WRITTEN INSTRUCTION> Please extract the data between the lines holding "data-point bbox=[591, 326, 605, 339]" and "data-point bbox=[241, 342, 254, 355]", inclusive, and repeat those lines exactly.

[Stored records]
:::
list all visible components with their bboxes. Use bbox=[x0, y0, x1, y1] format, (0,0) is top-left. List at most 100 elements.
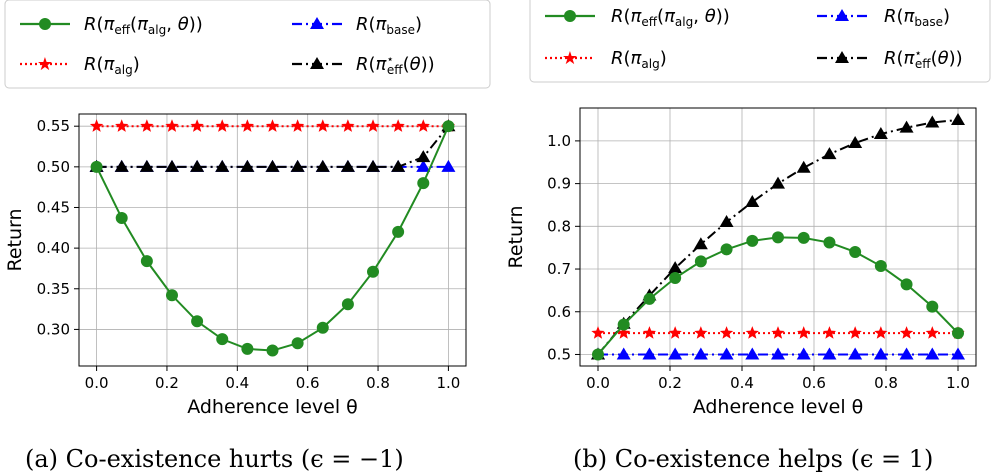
data-point bbox=[591, 326, 605, 339]
data-point bbox=[341, 298, 354, 311]
x-tick-label: 0.0 bbox=[85, 374, 109, 392]
data-point bbox=[216, 333, 229, 346]
data-point bbox=[925, 115, 940, 128]
data-point bbox=[874, 260, 887, 273]
y-tick-label: 1.0 bbox=[547, 132, 571, 150]
data-point bbox=[416, 159, 431, 172]
data-point bbox=[951, 347, 965, 360]
legend-a-entry-green: R(πeff(πalg, θ)) bbox=[20, 14, 203, 37]
data-point bbox=[694, 326, 708, 339]
legend-a-entry-blue: R(πbase) bbox=[292, 14, 422, 37]
data-point bbox=[796, 347, 811, 360]
data-point bbox=[669, 272, 682, 285]
data-point bbox=[848, 136, 863, 149]
data-point bbox=[115, 212, 128, 225]
legend-a-frame bbox=[4, 0, 491, 89]
x-tick-label: 0.8 bbox=[874, 374, 898, 392]
data-point bbox=[848, 326, 862, 339]
data-point bbox=[265, 159, 280, 172]
data-point bbox=[140, 119, 154, 132]
svg-text:R(πeff(πalg, θ)): R(πeff(πalg, θ)) bbox=[84, 14, 203, 37]
x-tick-label: 1.0 bbox=[436, 374, 460, 392]
data-point bbox=[215, 119, 229, 132]
x-tick-label: 0.8 bbox=[366, 374, 390, 392]
data-point bbox=[140, 255, 153, 268]
data-point bbox=[340, 159, 355, 172]
y-tick-label: 0.7 bbox=[547, 260, 571, 278]
svg-text:★: ★ bbox=[562, 48, 578, 69]
data-point bbox=[771, 326, 785, 339]
data-point bbox=[190, 159, 205, 172]
x-tick-label: 0.2 bbox=[155, 374, 179, 392]
data-point bbox=[771, 176, 785, 189]
data-point bbox=[745, 347, 760, 360]
data-point bbox=[241, 342, 254, 355]
panel-a: 0.0 0.2 0.4 0.6 0.8 1.0 0.30 0.35 0.40 0.45 0.50 0.… bbox=[4, 113, 467, 418]
data-point bbox=[746, 234, 759, 247]
data-point bbox=[873, 127, 888, 140]
data-point bbox=[873, 347, 888, 360]
data-point bbox=[215, 159, 230, 172]
data-point bbox=[416, 119, 430, 132]
data-point bbox=[190, 119, 204, 132]
data-point bbox=[745, 194, 760, 207]
y-tick-label: 0.6 bbox=[547, 303, 571, 321]
data-point bbox=[240, 159, 255, 172]
data-point bbox=[316, 321, 329, 334]
data-point bbox=[951, 112, 965, 125]
data-point bbox=[745, 326, 759, 339]
data-point bbox=[693, 347, 708, 360]
data-point bbox=[848, 347, 863, 360]
data-point bbox=[719, 215, 734, 228]
data-point bbox=[616, 347, 631, 360]
data-point bbox=[899, 120, 914, 133]
data-point bbox=[822, 147, 837, 160]
data-point bbox=[849, 245, 862, 258]
data-point bbox=[366, 159, 381, 172]
x-tick-label: 1.0 bbox=[946, 374, 970, 392]
x-axis-label: Adherence level θ bbox=[693, 396, 864, 418]
data-point bbox=[899, 326, 914, 339]
data-point bbox=[89, 119, 104, 132]
data-point bbox=[391, 159, 406, 172]
data-point bbox=[417, 177, 430, 190]
data-point bbox=[291, 337, 304, 350]
data-point bbox=[617, 318, 630, 331]
y-tick-label: 0.5 bbox=[547, 345, 571, 363]
panel-b: 0.0 0.2 0.4 0.6 0.8 1.0 0.5 0.6 0.7 0.8 0.9 1.0 Adhe… bbox=[505, 107, 977, 418]
data-point bbox=[719, 326, 734, 339]
data-point bbox=[165, 119, 179, 132]
data-point bbox=[926, 300, 939, 313]
data-point bbox=[874, 326, 888, 339]
data-point bbox=[164, 159, 179, 172]
data-point bbox=[341, 119, 355, 132]
data-point bbox=[592, 348, 604, 361]
caption-b: (b) Co-existence helps (ϵ = 1) bbox=[573, 445, 933, 473]
data-point bbox=[668, 326, 682, 339]
x-tick-label: 0.4 bbox=[225, 374, 249, 392]
legend-a-triangle-marker bbox=[310, 17, 324, 29]
svg-text:R(πbase): R(πbase) bbox=[356, 14, 422, 37]
y-axis-label: Return bbox=[4, 208, 26, 271]
data-point bbox=[265, 119, 280, 132]
x-tick-label: 0.0 bbox=[586, 374, 610, 392]
data-point bbox=[668, 261, 683, 274]
y-tick-label: 0.45 bbox=[37, 198, 70, 216]
legend-a: R(πeff(πalg, θ)) R(πbase) ★ R(πalg) R(π⋆… bbox=[4, 0, 491, 89]
legend-b-frame bbox=[529, 0, 991, 83]
data-point bbox=[925, 347, 940, 360]
y-tick-label: 0.50 bbox=[37, 158, 70, 176]
data-point bbox=[366, 119, 380, 132]
data-point bbox=[367, 265, 380, 278]
data-point bbox=[115, 119, 129, 132]
data-point bbox=[719, 347, 734, 360]
data-point bbox=[694, 255, 707, 268]
data-point bbox=[797, 231, 810, 244]
y-axis-label: Return bbox=[505, 205, 527, 268]
data-point bbox=[797, 326, 811, 339]
data-point bbox=[720, 243, 733, 256]
data-point bbox=[165, 289, 178, 302]
data-point bbox=[617, 326, 631, 339]
y-tick-label: 0.35 bbox=[37, 280, 70, 298]
data-point bbox=[823, 236, 836, 249]
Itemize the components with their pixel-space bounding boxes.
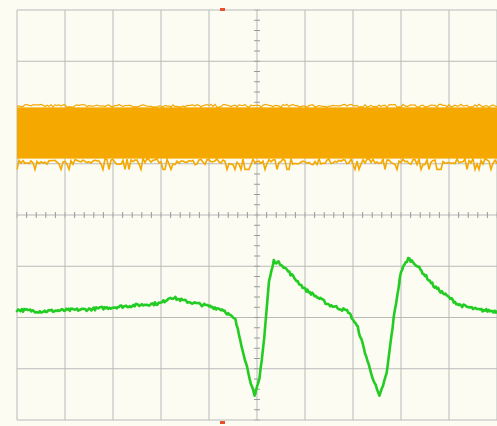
- trigger-position-marker-top: [220, 8, 225, 11]
- channel-1-noise-band: [17, 107, 497, 159]
- trigger-position-marker-bottom: [220, 421, 225, 424]
- trigger-markers: [220, 8, 225, 424]
- channel-2-waveform: [15, 256, 497, 397]
- channel-1-noise-edge: [16, 156, 497, 173]
- channel-1-noise-top-edge: [16, 103, 497, 109]
- traces: [15, 103, 497, 397]
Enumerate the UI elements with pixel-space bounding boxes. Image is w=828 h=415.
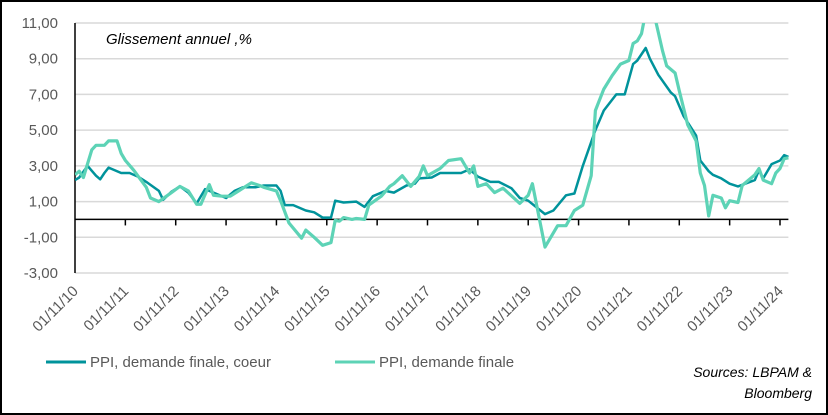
x-tick-label: 01/11/10 (29, 283, 82, 336)
x-tick-label: 01/11/19 (483, 283, 536, 336)
x-tick-label: 01/11/13 (180, 283, 233, 336)
x-tick-label: 01/11/20 (533, 283, 586, 336)
x-tick-label: 01/11/21 (583, 283, 636, 336)
x-tick-label: 01/11/22 (634, 283, 687, 336)
gridlines (74, 22, 789, 274)
legend-label-headline: PPI, demande finale (379, 354, 514, 371)
x-tick-label: 01/11/11 (80, 283, 132, 335)
legend-label-core: PPI, demande finale, coeur (90, 354, 271, 371)
legend: PPI, demande finale, coeur PPI, demande … (46, 354, 514, 371)
y-axis-ticks: -3,00 -1,00 1,00 3,00 5,00 7,00 9,00 11,00 (22, 15, 58, 282)
x-tick-label: 01/11/16 (331, 283, 384, 336)
y-tick-label: -1,00 (24, 229, 58, 246)
x-tick-label: 01/11/17 (382, 283, 435, 336)
y-tick-label: 5,00 (29, 122, 58, 139)
series-line-core (75, 46, 789, 219)
y-tick-label: 9,00 (29, 51, 58, 68)
source-line-2: Bloomberg (744, 385, 812, 401)
x-tick-label: 01/11/15 (281, 283, 334, 336)
x-tick-label: 01/11/12 (130, 283, 183, 336)
y-tick-label: 7,00 (29, 86, 58, 103)
y-tick-label: 3,00 (29, 158, 58, 175)
series-lines (75, 23, 789, 249)
x-axis-ticks: 01/11/1001/11/1101/11/1201/11/1301/11/14… (29, 283, 787, 336)
chart-annotation: Glissement annuel ,% (106, 31, 252, 48)
x-tick-label: 01/11/23 (684, 283, 737, 336)
x-tick-label: 01/11/14 (231, 283, 284, 336)
series-line-headline (75, 23, 789, 249)
source-line-1: Sources: LBPAM & (693, 364, 812, 380)
y-tick-label: 11,00 (22, 15, 58, 32)
y-tick-label: 1,00 (29, 194, 58, 211)
x-tick-label: 01/11/24 (734, 283, 787, 336)
x-tick-label: 01/11/18 (432, 283, 485, 336)
y-tick-label: -3,00 (24, 265, 58, 282)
:::
EXERCISE RESULT>
data-point bbox=[591, 326, 605, 339]
data-point bbox=[341, 298, 354, 311]
x-tick-label: 0.0 bbox=[85, 374, 109, 392]
data-point bbox=[216, 333, 229, 346]
data-point bbox=[925, 115, 940, 128]
data-point bbox=[874, 260, 887, 273]
y-tick-label: 1.0 bbox=[547, 132, 571, 150]
data-point bbox=[416, 159, 431, 172]
data-point bbox=[951, 347, 965, 360]
legend-a-entry-green: R(πeff(πalg, θ)) bbox=[20, 14, 203, 37]
data-point bbox=[694, 326, 708, 339]
legend-a-entry-blue: R(πbase) bbox=[292, 14, 422, 37]
data-point bbox=[796, 347, 811, 360]
data-point bbox=[669, 272, 682, 285]
data-point bbox=[848, 136, 863, 149]
data-point bbox=[115, 212, 128, 225]
legend-a-frame bbox=[4, 0, 491, 89]
x-tick-label: 0.8 bbox=[874, 374, 898, 392]
data-point bbox=[848, 326, 862, 339]
data-point bbox=[265, 159, 280, 172]
data-point bbox=[140, 119, 154, 132]
svg-text:R(πeff(πalg, θ)): R(πeff(πalg, θ)) bbox=[84, 14, 203, 37]
x-tick-label: 1.0 bbox=[436, 374, 460, 392]
data-point bbox=[215, 119, 229, 132]
x-tick-label: 0.8 bbox=[366, 374, 390, 392]
data-point bbox=[140, 255, 153, 268]
data-point bbox=[340, 159, 355, 172]
y-tick-label: 0.7 bbox=[547, 260, 571, 278]
svg-text:★: ★ bbox=[562, 48, 578, 69]
data-point bbox=[771, 326, 785, 339]
data-point bbox=[190, 159, 205, 172]
x-tick-label: 0.2 bbox=[155, 374, 179, 392]
data-point bbox=[771, 176, 785, 189]
data-point bbox=[745, 347, 760, 360]
data-point bbox=[241, 342, 254, 355]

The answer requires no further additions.